REQUIREMENTS ::
Copy every line from the material below that holds "name".

+---+

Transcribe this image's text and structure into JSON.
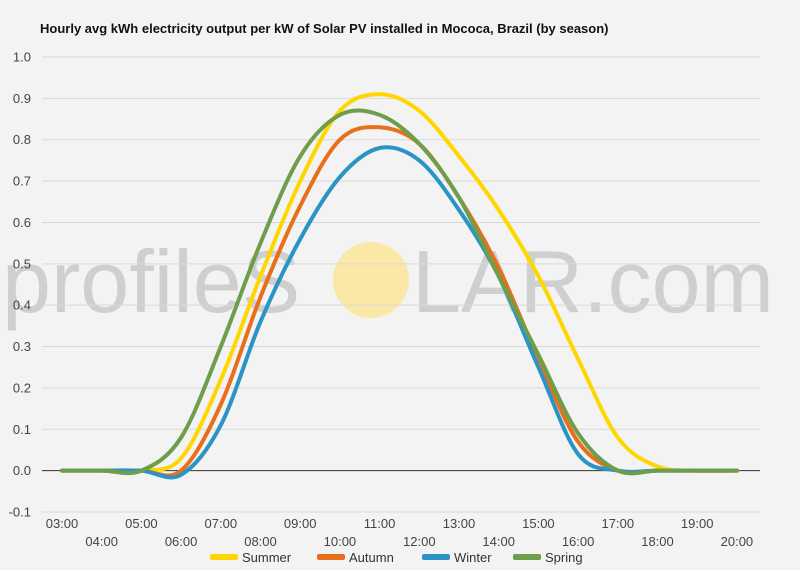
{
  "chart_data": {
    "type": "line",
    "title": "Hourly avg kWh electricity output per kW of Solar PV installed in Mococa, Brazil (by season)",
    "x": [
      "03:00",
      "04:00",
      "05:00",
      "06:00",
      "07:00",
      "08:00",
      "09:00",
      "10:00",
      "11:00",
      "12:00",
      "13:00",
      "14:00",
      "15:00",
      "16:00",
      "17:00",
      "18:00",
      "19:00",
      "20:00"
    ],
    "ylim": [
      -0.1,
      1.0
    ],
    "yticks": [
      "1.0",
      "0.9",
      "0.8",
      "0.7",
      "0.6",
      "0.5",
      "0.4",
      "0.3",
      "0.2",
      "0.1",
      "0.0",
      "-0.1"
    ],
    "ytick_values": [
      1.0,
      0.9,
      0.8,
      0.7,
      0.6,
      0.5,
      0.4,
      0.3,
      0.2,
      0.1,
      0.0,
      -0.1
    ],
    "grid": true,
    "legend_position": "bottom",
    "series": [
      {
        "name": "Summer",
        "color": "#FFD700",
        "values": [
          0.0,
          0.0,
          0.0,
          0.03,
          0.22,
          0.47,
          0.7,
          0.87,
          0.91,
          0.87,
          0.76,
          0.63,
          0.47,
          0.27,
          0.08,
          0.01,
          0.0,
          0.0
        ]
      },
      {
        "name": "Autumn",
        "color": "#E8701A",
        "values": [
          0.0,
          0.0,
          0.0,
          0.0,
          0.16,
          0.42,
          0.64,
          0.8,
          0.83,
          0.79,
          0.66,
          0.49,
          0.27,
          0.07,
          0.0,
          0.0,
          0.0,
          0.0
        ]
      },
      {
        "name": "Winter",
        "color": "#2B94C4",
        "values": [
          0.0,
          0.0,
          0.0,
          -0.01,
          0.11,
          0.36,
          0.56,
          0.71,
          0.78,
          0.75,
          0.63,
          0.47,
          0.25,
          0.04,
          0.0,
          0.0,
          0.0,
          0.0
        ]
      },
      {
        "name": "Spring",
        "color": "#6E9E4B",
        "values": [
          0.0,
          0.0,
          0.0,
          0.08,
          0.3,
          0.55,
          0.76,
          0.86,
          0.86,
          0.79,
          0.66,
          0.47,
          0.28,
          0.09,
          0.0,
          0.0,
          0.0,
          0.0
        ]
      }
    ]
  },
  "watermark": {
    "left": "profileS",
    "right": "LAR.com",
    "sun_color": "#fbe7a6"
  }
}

+---+

SOLUTION FOR THIS EXERCISE ::
        "name": "Summer",
        "name": "Autumn",
        "name": "Winter",
        "name": "Spring",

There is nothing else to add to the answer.